• _DIRECTIONS_: Can you pull out each line of the data below that includes the word "title"?

:: LISTING ::

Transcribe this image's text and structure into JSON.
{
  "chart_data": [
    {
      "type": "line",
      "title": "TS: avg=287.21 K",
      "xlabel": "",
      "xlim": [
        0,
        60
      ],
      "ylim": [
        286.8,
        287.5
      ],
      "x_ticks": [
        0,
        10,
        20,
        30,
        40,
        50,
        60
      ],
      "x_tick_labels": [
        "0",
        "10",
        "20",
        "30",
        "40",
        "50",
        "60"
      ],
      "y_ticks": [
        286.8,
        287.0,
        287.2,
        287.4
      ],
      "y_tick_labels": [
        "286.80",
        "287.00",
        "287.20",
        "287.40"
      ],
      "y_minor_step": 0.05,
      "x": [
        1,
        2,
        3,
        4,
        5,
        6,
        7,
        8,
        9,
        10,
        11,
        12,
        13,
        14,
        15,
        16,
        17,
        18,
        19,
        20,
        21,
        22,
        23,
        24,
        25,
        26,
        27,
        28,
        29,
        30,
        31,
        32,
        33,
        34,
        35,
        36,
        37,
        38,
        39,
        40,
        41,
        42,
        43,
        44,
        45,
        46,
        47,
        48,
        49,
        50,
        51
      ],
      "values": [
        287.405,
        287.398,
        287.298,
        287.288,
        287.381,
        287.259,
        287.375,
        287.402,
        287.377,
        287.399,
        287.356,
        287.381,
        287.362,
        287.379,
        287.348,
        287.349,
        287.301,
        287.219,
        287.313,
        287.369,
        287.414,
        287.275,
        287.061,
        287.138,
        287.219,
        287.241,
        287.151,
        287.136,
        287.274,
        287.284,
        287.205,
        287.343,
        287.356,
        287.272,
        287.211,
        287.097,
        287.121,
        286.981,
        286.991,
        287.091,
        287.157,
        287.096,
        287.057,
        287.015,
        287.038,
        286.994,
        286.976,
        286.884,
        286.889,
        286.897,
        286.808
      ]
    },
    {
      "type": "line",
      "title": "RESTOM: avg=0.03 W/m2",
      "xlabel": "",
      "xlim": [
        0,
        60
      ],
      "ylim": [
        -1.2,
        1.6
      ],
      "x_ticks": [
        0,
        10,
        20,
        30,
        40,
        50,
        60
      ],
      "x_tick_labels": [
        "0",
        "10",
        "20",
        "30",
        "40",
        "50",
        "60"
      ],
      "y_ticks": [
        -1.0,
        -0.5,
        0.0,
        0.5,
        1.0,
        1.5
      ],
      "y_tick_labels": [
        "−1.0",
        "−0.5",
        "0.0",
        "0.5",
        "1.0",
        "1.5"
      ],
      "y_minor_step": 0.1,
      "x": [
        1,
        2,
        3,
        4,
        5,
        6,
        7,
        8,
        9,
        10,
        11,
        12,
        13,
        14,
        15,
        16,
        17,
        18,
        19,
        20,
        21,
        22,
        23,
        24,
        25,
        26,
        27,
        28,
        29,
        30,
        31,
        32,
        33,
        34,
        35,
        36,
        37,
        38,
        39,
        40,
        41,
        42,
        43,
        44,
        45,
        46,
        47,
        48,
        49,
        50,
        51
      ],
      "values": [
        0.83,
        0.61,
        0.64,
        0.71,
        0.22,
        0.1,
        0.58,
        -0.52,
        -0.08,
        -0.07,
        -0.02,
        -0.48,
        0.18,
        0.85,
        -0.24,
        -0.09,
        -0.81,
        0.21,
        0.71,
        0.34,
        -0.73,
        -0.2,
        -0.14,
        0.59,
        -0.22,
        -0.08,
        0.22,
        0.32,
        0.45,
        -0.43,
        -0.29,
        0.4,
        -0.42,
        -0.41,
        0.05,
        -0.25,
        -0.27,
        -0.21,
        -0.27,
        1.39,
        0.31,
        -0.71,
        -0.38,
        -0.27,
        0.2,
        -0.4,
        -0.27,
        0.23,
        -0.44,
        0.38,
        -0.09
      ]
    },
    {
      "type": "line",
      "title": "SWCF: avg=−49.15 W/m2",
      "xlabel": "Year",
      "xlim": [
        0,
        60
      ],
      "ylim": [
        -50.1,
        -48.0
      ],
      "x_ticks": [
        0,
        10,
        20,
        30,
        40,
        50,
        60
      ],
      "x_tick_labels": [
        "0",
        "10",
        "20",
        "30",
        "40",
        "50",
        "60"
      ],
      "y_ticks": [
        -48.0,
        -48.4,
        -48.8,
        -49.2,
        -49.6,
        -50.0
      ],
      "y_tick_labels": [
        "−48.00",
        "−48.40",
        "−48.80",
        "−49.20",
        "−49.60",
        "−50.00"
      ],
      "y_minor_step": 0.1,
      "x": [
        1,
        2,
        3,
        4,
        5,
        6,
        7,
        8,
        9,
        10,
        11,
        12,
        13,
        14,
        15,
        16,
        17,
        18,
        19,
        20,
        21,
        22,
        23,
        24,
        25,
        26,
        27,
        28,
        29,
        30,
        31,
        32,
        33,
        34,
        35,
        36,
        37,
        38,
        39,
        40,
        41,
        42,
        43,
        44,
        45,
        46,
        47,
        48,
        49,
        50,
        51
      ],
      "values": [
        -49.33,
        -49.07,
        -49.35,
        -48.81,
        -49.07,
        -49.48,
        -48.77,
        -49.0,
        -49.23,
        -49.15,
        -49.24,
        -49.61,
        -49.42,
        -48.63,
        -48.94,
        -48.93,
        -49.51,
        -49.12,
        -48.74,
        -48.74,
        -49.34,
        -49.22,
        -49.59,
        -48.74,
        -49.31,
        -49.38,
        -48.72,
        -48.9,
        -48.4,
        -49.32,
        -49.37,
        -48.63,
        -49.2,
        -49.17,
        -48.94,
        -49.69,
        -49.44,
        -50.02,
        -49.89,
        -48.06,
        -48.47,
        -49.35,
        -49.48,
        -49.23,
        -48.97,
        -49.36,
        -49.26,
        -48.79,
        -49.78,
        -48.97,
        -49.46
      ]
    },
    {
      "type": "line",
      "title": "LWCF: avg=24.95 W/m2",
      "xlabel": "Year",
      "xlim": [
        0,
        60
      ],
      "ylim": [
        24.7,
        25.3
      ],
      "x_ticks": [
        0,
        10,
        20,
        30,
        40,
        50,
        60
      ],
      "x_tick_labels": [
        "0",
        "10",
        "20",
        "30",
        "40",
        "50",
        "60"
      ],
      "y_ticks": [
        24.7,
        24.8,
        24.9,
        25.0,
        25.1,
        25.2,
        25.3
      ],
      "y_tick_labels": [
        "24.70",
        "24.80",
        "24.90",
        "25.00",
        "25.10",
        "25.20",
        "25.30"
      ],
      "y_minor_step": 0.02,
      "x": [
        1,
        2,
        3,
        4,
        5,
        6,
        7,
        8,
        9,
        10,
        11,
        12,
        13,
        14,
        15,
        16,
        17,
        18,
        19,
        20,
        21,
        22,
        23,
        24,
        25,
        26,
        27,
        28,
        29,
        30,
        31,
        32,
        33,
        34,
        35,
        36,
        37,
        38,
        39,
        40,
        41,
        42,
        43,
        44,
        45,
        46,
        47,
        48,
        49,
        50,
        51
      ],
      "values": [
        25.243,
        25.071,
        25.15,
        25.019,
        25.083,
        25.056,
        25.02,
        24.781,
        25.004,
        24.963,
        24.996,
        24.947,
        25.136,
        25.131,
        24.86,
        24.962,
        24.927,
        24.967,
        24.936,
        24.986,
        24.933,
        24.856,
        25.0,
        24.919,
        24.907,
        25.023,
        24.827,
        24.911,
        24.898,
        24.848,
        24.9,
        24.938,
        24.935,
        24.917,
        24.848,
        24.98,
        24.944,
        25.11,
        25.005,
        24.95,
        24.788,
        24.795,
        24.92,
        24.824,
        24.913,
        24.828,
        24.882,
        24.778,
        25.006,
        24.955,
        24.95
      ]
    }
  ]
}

:::

• _WRITTEN SOLUTION_:
      "title": "TS: avg=287.21 K",
      "title": "RESTOM: avg=0.03 W/m2",
      "title": "SWCF: avg=−49.15 W/m2",
      "title": "LWCF: avg=24.95 W/m2",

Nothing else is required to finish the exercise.